> _Task to complete_
Search the material below for the word "Dutch" and copy every line in which it occurs.

★ ★ ★ ★

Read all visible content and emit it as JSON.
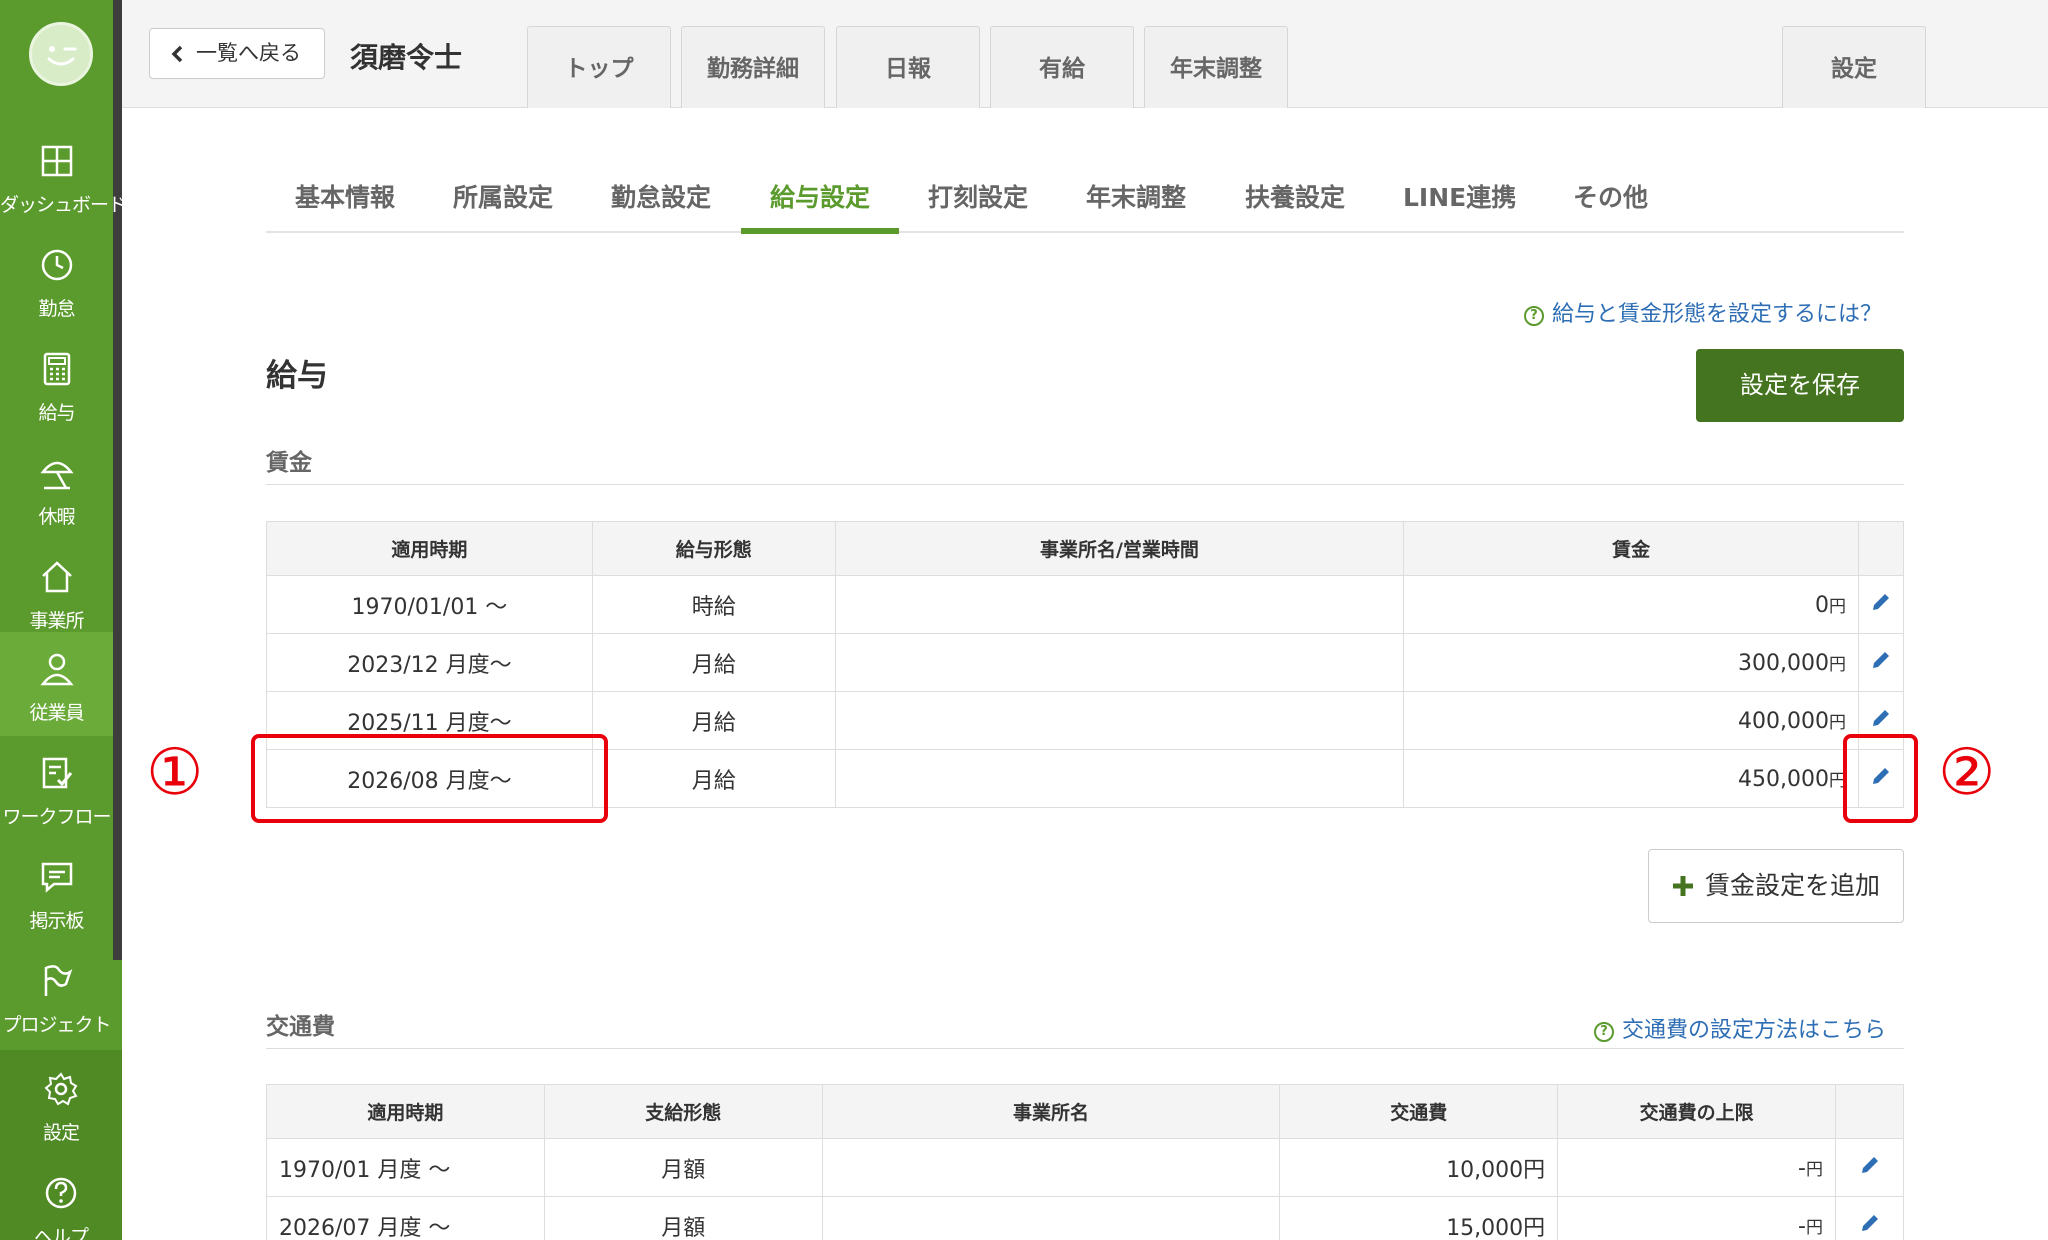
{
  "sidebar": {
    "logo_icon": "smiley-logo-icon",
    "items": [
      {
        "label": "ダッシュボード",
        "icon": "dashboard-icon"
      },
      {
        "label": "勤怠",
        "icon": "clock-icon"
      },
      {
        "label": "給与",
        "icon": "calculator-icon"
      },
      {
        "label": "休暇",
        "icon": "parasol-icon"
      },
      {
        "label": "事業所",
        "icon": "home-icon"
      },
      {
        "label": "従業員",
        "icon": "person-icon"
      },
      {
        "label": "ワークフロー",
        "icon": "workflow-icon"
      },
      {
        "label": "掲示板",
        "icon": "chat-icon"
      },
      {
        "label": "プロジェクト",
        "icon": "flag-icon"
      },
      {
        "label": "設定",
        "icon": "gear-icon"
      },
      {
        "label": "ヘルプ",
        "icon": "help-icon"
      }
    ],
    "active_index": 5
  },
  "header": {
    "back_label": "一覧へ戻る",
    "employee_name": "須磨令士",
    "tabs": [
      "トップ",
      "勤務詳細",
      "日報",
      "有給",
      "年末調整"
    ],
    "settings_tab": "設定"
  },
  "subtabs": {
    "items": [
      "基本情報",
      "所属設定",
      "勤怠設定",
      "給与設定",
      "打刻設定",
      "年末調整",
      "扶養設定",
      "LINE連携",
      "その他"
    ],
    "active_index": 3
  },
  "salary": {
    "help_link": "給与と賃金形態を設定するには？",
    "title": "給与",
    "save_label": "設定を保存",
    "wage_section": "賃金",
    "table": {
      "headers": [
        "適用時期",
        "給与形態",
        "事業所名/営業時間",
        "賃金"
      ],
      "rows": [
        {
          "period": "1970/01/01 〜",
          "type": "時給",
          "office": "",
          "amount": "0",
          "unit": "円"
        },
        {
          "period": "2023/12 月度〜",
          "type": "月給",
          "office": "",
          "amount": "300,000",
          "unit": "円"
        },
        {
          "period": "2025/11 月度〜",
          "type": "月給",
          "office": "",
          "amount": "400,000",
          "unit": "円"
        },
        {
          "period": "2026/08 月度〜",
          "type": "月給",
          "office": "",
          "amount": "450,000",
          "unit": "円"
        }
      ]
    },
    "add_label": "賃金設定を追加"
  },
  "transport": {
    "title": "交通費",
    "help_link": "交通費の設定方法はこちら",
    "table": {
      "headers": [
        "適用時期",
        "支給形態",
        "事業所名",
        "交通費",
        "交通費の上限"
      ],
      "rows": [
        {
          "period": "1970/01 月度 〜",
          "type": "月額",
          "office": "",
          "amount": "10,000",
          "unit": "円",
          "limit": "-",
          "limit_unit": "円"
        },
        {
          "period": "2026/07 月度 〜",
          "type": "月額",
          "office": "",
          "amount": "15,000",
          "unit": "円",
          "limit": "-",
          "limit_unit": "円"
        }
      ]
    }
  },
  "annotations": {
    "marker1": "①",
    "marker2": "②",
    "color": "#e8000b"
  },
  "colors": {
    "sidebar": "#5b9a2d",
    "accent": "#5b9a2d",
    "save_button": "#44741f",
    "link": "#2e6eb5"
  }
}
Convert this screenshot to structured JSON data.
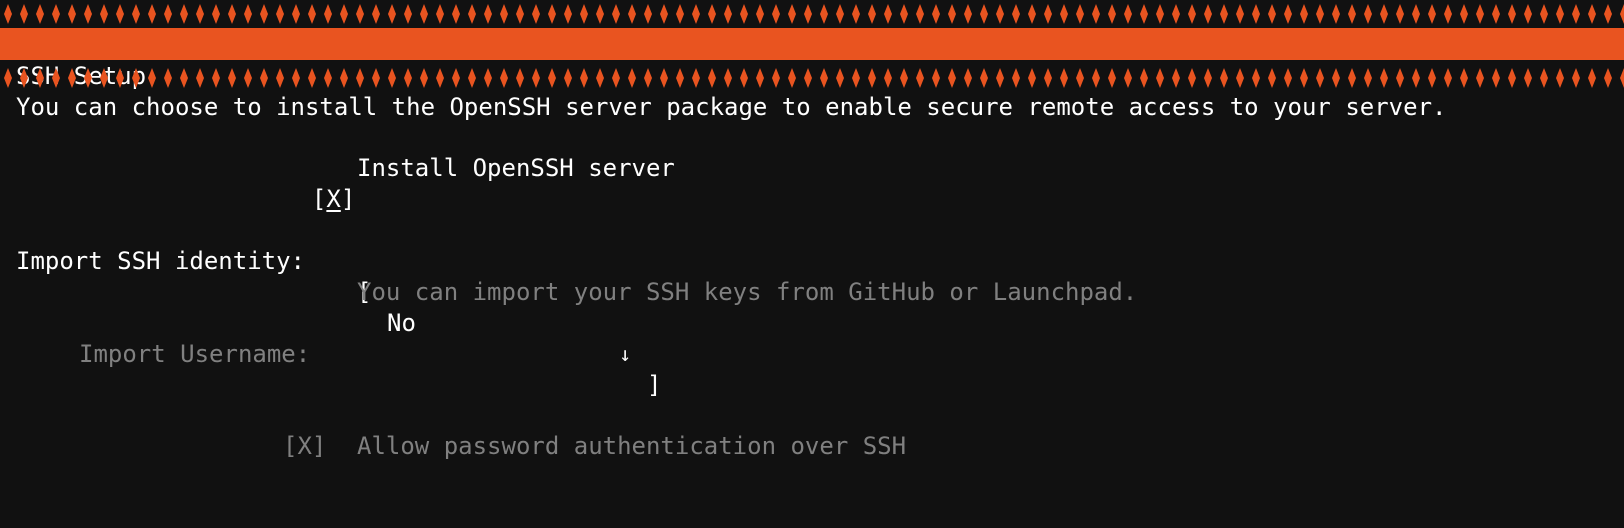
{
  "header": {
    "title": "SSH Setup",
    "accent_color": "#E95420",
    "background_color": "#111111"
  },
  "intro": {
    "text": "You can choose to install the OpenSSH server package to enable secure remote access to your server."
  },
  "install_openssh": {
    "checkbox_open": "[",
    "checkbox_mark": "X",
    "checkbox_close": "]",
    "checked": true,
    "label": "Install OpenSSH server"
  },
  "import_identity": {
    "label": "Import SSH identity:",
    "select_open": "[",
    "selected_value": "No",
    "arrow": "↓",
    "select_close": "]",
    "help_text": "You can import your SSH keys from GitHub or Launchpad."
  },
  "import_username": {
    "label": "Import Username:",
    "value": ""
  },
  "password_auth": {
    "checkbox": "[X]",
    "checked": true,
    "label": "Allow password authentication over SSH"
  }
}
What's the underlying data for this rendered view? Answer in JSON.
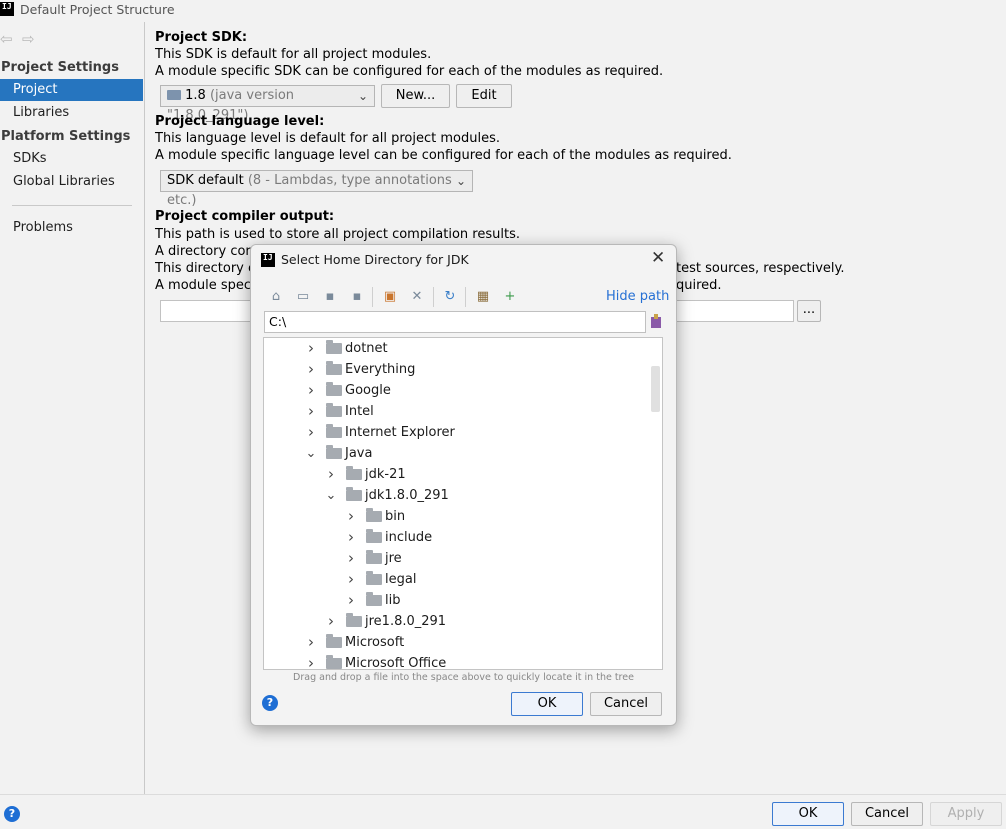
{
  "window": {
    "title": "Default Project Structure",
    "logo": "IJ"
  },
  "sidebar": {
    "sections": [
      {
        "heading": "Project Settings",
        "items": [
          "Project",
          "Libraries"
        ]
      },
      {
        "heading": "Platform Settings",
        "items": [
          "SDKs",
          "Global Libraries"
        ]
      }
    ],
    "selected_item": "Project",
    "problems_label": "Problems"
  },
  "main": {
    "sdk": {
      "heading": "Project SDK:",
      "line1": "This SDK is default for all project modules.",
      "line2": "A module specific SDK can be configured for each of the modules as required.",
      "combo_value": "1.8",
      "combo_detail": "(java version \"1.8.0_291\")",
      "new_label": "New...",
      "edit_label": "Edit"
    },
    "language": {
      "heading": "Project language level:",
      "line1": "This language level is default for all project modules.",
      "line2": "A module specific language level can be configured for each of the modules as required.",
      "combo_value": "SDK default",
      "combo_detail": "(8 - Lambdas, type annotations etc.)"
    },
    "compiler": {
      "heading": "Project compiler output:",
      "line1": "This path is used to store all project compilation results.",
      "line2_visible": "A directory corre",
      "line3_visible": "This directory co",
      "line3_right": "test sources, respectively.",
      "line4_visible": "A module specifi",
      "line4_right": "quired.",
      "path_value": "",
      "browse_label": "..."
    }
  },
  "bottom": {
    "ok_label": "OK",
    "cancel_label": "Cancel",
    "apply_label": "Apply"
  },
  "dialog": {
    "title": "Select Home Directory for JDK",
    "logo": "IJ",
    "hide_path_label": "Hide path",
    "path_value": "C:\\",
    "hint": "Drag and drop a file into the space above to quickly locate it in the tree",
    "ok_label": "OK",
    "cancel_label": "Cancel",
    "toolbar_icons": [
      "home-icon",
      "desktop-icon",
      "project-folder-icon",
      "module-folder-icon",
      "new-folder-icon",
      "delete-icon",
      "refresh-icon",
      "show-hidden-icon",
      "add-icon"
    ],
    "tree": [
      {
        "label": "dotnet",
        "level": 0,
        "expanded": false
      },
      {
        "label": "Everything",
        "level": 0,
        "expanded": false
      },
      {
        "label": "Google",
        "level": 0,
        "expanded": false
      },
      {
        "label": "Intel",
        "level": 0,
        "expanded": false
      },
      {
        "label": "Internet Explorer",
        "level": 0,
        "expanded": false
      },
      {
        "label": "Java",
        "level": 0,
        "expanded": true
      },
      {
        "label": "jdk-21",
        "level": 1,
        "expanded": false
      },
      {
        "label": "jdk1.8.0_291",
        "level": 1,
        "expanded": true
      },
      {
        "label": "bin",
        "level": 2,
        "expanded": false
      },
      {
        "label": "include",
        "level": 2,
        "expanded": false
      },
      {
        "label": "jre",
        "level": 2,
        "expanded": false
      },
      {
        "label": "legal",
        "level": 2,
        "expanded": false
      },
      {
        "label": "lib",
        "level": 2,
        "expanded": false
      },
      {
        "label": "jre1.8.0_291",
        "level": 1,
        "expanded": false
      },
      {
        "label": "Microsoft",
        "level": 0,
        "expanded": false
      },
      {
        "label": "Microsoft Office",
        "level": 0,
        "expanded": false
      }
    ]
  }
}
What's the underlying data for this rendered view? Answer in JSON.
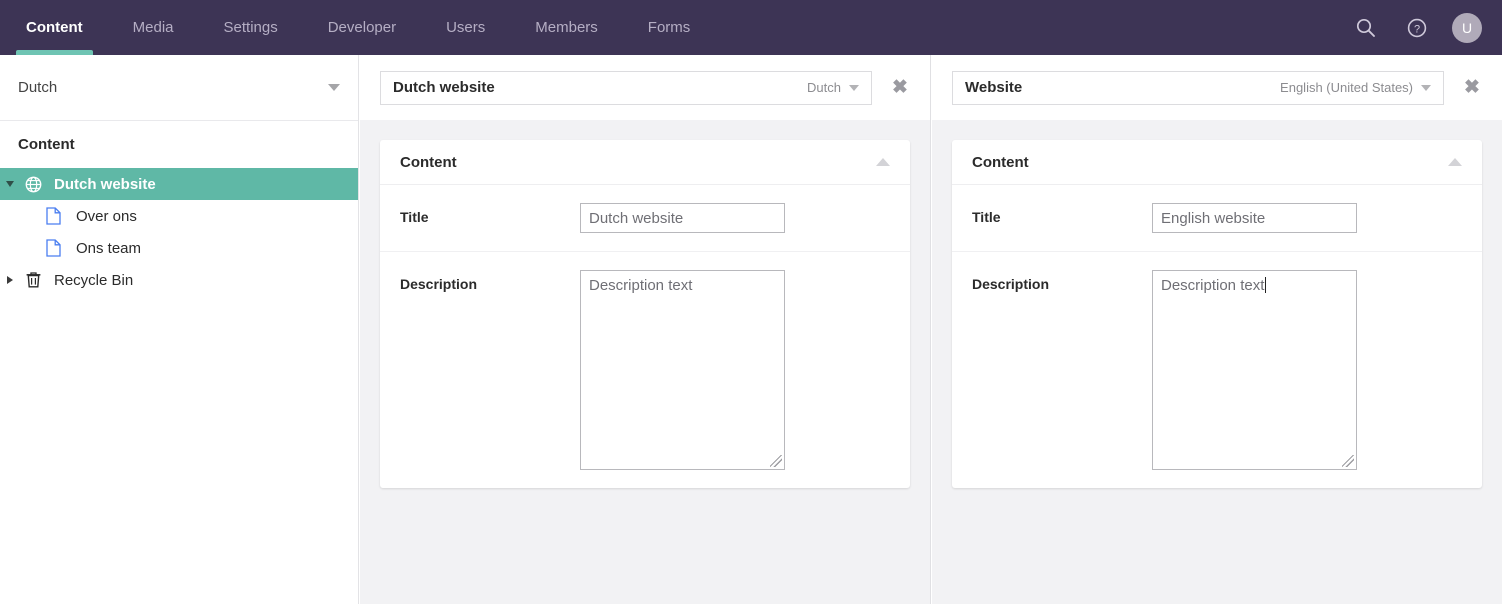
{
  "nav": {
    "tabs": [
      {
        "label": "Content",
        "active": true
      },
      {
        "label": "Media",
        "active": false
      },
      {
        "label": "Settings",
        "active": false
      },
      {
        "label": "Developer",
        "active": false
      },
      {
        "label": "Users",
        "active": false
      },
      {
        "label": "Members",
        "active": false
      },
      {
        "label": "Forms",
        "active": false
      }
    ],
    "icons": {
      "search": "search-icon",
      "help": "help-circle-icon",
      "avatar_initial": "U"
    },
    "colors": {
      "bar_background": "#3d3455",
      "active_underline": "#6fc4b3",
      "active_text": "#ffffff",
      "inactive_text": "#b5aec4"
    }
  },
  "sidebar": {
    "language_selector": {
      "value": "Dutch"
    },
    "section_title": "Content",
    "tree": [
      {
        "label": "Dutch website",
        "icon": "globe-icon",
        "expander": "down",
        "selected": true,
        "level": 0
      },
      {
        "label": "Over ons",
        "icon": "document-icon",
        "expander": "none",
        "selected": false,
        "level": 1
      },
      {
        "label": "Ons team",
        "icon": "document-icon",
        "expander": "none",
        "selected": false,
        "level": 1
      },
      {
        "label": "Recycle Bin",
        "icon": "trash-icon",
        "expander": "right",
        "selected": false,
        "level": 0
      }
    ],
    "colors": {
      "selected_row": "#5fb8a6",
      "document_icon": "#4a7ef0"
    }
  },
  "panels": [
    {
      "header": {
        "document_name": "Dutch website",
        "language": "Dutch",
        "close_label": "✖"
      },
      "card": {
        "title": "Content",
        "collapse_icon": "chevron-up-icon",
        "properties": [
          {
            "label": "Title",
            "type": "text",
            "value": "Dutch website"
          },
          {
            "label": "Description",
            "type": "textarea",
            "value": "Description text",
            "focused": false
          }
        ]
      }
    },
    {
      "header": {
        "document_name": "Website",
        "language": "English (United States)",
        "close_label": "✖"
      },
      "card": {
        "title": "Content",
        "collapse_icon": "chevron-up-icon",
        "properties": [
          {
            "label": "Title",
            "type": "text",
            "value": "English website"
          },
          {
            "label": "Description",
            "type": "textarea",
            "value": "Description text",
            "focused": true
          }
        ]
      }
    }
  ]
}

★ ★ ★ ★

> _Final result_
      "value": "Dutch"
        "label": "Dutch website",
        "document_name": "Dutch website",
        "language": "Dutch",
            "value": "Dutch website"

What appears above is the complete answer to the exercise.